EXTRACTED DATA:
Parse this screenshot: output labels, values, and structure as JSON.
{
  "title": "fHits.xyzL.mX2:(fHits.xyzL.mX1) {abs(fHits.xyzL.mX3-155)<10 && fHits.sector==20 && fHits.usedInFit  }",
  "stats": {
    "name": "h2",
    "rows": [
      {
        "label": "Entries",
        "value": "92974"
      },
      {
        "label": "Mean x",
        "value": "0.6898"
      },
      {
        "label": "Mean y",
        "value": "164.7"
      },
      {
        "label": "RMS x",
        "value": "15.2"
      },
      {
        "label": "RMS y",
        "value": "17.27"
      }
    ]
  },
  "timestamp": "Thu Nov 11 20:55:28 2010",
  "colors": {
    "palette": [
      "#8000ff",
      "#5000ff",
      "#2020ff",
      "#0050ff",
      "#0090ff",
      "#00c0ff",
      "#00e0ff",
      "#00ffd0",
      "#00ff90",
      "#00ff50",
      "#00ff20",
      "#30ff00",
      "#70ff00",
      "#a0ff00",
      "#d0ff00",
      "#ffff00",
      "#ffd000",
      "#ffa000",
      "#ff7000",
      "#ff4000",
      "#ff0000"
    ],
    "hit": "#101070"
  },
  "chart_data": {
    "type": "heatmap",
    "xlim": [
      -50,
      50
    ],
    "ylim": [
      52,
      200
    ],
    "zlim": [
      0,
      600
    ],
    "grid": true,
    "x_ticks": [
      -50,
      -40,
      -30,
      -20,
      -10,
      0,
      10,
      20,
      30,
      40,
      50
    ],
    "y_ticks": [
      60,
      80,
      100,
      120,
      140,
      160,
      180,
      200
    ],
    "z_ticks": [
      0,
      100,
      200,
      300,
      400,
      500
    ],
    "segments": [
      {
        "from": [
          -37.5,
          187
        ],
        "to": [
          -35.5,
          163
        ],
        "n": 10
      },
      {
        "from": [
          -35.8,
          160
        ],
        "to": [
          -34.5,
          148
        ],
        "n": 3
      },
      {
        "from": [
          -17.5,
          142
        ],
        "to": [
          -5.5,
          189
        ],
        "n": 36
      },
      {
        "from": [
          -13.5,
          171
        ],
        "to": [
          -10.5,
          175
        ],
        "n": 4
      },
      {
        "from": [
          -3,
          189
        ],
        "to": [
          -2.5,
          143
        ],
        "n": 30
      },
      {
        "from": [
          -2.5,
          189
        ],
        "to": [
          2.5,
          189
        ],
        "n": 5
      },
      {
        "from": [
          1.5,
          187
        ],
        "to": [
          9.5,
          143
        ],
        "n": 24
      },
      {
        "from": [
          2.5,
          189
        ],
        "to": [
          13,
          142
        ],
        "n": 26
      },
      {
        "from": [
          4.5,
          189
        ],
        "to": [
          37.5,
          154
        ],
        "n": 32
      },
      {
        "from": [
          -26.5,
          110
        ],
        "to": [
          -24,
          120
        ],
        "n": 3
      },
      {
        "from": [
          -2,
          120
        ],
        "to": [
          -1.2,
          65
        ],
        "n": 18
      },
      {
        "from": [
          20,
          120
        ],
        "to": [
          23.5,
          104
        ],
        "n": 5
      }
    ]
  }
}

WHAT THIS TASK INVOLVES: Every line above should be retyped exactly as given.

SOLUTION:
Parse this screenshot: output labels, values, and structure as JSON.
{
  "title": "fHits.xyzL.mX2:(fHits.xyzL.mX1) {abs(fHits.xyzL.mX3-155)<10 && fHits.sector==20 && fHits.usedInFit  }",
  "stats": {
    "name": "h2",
    "rows": [
      {
        "label": "Entries",
        "value": "92974"
      },
      {
        "label": "Mean x",
        "value": "0.6898"
      },
      {
        "label": "Mean y",
        "value": "164.7"
      },
      {
        "label": "RMS x",
        "value": "15.2"
      },
      {
        "label": "RMS y",
        "value": "17.27"
      }
    ]
  },
  "timestamp": "Thu Nov 11 20:55:28 2010",
  "colors": {
    "palette": [
      "#8000ff",
      "#5000ff",
      "#2020ff",
      "#0050ff",
      "#0090ff",
      "#00c0ff",
      "#00e0ff",
      "#00ffd0",
      "#00ff90",
      "#00ff50",
      "#00ff20",
      "#30ff00",
      "#70ff00",
      "#a0ff00",
      "#d0ff00",
      "#ffff00",
      "#ffd000",
      "#ffa000",
      "#ff7000",
      "#ff4000",
      "#ff0000"
    ],
    "hit": "#101070"
  },
  "chart_data": {
    "type": "heatmap",
    "xlim": [
      -50,
      50
    ],
    "ylim": [
      52,
      200
    ],
    "zlim": [
      0,
      600
    ],
    "grid": true,
    "x_ticks": [
      -50,
      -40,
      -30,
      -20,
      -10,
      0,
      10,
      20,
      30,
      40,
      50
    ],
    "y_ticks": [
      60,
      80,
      100,
      120,
      140,
      160,
      180,
      200
    ],
    "z_ticks": [
      0,
      100,
      200,
      300,
      400,
      500
    ],
    "segments": [
      {
        "from": [
          -37.5,
          187
        ],
        "to": [
          -35.5,
          163
        ],
        "n": 10
      },
      {
        "from": [
          -35.8,
          160
        ],
        "to": [
          -34.5,
          148
        ],
        "n": 3
      },
      {
        "from": [
          -17.5,
          142
        ],
        "to": [
          -5.5,
          189
        ],
        "n": 36
      },
      {
        "from": [
          -13.5,
          171
        ],
        "to": [
          -10.5,
          175
        ],
        "n": 4
      },
      {
        "from": [
          -3,
          189
        ],
        "to": [
          -2.5,
          143
        ],
        "n": 30
      },
      {
        "from": [
          -2.5,
          189
        ],
        "to": [
          2.5,
          189
        ],
        "n": 5
      },
      {
        "from": [
          1.5,
          187
        ],
        "to": [
          9.5,
          143
        ],
        "n": 24
      },
      {
        "from": [
          2.5,
          189
        ],
        "to": [
          13,
          142
        ],
        "n": 26
      },
      {
        "from": [
          4.5,
          189
        ],
        "to": [
          37.5,
          154
        ],
        "n": 32
      },
      {
        "from": [
          -26.5,
          110
        ],
        "to": [
          -24,
          120
        ],
        "n": 3
      },
      {
        "from": [
          -2,
          120
        ],
        "to": [
          -1.2,
          65
        ],
        "n": 18
      },
      {
        "from": [
          20,
          120
        ],
        "to": [
          23.5,
          104
        ],
        "n": 5
      }
    ]
  }
}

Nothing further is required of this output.